◆ **To do**: Find every line of the listing below where "environment" appears, and copy it.

+++ Record set

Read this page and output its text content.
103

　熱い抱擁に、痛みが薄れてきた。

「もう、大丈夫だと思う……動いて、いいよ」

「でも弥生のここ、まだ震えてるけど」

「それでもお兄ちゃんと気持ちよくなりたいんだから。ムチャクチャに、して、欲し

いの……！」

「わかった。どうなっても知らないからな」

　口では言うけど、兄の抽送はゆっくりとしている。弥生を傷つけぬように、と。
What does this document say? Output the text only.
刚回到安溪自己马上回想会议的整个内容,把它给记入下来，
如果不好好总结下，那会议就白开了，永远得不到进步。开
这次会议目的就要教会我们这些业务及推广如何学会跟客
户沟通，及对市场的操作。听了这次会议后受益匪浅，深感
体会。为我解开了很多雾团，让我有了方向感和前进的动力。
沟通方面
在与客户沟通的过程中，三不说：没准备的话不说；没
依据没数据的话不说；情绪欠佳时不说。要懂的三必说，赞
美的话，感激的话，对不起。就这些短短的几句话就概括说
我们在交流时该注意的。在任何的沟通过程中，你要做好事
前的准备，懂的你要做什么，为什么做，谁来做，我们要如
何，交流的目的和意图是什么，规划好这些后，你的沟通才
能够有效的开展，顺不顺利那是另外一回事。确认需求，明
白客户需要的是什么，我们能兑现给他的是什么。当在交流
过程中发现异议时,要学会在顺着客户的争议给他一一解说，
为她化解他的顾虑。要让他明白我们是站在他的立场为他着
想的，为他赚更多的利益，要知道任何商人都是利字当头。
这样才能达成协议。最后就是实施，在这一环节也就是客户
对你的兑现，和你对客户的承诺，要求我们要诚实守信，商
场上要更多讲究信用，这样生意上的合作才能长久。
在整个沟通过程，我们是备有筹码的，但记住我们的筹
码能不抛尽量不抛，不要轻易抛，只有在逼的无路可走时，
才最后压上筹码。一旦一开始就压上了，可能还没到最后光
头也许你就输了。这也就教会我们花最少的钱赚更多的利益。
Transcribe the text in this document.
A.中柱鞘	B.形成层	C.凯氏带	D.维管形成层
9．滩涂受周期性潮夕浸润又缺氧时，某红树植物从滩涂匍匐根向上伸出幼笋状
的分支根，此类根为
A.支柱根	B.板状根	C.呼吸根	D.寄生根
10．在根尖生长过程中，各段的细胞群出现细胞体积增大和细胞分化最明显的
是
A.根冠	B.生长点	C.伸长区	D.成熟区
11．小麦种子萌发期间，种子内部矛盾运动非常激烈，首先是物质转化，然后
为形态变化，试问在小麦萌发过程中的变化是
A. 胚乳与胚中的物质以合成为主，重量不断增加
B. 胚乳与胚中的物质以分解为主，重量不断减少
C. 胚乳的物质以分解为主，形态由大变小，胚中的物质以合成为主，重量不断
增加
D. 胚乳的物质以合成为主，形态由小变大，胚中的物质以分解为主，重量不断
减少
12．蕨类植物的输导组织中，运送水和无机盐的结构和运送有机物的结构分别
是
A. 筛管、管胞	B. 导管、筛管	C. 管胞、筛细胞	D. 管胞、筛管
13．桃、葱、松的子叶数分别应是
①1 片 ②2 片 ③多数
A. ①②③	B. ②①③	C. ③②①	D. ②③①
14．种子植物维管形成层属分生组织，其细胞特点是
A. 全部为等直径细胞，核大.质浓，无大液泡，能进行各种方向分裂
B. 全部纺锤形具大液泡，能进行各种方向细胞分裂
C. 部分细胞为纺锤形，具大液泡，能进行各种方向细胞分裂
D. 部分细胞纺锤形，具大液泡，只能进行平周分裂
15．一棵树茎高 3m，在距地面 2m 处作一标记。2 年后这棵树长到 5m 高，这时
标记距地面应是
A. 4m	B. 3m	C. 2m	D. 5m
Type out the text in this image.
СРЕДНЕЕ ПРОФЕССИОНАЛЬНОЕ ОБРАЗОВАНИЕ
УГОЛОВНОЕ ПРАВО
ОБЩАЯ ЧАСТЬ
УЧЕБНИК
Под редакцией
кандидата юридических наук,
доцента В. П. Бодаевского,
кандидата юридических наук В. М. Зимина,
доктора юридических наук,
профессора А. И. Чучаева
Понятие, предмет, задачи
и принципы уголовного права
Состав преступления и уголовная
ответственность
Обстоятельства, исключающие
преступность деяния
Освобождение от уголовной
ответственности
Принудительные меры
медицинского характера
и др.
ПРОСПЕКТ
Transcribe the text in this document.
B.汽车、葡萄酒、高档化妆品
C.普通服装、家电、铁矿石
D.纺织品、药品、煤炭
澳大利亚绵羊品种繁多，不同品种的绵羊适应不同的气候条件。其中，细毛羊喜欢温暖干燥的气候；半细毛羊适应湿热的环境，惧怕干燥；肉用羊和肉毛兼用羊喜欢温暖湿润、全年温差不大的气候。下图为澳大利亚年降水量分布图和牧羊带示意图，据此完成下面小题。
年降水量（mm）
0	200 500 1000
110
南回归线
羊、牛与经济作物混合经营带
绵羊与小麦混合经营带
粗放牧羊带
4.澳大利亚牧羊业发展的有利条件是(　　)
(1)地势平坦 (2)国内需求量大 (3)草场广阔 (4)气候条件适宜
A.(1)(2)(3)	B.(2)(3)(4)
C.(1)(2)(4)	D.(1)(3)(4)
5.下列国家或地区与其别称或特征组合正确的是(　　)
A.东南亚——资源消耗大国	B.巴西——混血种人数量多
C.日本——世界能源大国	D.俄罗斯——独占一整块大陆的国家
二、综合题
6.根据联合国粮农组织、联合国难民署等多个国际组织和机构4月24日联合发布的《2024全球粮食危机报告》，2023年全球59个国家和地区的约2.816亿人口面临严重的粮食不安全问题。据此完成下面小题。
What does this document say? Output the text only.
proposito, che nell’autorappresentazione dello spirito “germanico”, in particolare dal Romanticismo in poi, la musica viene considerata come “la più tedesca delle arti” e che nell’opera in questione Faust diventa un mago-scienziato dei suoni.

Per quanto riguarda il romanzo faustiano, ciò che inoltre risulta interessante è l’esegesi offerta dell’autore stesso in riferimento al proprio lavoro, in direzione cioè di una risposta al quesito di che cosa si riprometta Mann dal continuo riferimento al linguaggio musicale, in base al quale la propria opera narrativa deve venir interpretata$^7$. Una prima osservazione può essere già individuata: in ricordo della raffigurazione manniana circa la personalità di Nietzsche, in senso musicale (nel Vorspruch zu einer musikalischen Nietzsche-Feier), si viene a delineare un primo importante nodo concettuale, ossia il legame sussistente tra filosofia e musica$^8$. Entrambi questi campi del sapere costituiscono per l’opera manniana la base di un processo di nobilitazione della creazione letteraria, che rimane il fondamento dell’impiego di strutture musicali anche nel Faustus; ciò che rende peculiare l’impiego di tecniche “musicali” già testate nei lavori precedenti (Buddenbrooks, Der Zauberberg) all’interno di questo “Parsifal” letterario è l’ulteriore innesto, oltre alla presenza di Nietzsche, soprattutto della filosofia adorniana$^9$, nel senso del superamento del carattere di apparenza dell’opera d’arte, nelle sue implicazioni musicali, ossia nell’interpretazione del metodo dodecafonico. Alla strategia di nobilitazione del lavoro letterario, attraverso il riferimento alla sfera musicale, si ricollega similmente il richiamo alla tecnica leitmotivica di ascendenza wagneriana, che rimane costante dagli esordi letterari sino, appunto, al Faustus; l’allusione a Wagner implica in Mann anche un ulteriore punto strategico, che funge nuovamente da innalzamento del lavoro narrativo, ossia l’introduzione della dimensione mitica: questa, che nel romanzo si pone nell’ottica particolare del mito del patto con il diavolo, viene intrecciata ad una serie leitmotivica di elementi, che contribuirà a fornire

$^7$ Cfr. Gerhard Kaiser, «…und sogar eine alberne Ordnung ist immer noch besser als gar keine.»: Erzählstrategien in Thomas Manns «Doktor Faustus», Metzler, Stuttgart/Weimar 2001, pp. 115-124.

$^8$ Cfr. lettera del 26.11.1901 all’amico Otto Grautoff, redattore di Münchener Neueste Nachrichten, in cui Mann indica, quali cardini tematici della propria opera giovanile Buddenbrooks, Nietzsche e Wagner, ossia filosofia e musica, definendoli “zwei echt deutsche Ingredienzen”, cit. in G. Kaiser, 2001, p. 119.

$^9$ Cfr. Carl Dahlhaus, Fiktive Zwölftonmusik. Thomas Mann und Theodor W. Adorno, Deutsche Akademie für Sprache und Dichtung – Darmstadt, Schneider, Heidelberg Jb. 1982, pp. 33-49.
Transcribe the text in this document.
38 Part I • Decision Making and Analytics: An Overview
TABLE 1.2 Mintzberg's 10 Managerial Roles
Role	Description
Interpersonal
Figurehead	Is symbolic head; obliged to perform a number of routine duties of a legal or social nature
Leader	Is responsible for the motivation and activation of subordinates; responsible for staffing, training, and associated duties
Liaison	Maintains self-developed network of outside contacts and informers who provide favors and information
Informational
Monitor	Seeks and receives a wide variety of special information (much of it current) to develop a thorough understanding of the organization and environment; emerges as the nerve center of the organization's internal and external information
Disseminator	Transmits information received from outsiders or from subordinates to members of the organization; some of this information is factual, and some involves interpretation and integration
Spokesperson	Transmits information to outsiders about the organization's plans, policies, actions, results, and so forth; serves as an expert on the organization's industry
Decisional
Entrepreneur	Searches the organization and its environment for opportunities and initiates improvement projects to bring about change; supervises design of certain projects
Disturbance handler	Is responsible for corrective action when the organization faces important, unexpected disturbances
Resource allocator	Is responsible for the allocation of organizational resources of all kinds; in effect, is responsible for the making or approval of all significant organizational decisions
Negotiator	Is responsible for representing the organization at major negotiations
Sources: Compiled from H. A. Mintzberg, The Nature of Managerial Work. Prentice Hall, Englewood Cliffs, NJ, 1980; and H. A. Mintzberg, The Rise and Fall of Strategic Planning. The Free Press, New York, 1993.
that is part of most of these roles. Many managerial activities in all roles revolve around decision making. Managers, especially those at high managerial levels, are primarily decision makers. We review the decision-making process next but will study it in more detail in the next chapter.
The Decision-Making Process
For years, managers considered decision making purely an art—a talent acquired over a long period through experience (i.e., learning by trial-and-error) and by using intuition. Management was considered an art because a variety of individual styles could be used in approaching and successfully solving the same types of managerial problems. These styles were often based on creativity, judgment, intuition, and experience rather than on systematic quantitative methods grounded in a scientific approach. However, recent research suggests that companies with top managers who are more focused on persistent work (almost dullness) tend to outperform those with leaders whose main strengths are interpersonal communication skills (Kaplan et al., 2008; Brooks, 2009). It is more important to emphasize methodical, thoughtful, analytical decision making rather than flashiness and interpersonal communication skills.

++++++

◆ **Task solution**:
Monitor	Seeks and receives a wide variety of special information (much of it current) to develop a thorough understanding of the organization and environment; emerges as the nerve center of the organization's internal and external information
Entrepreneur	Searches the organization and its environment for opportunities and initiates improvement projects to bring about change; supervises design of certain projects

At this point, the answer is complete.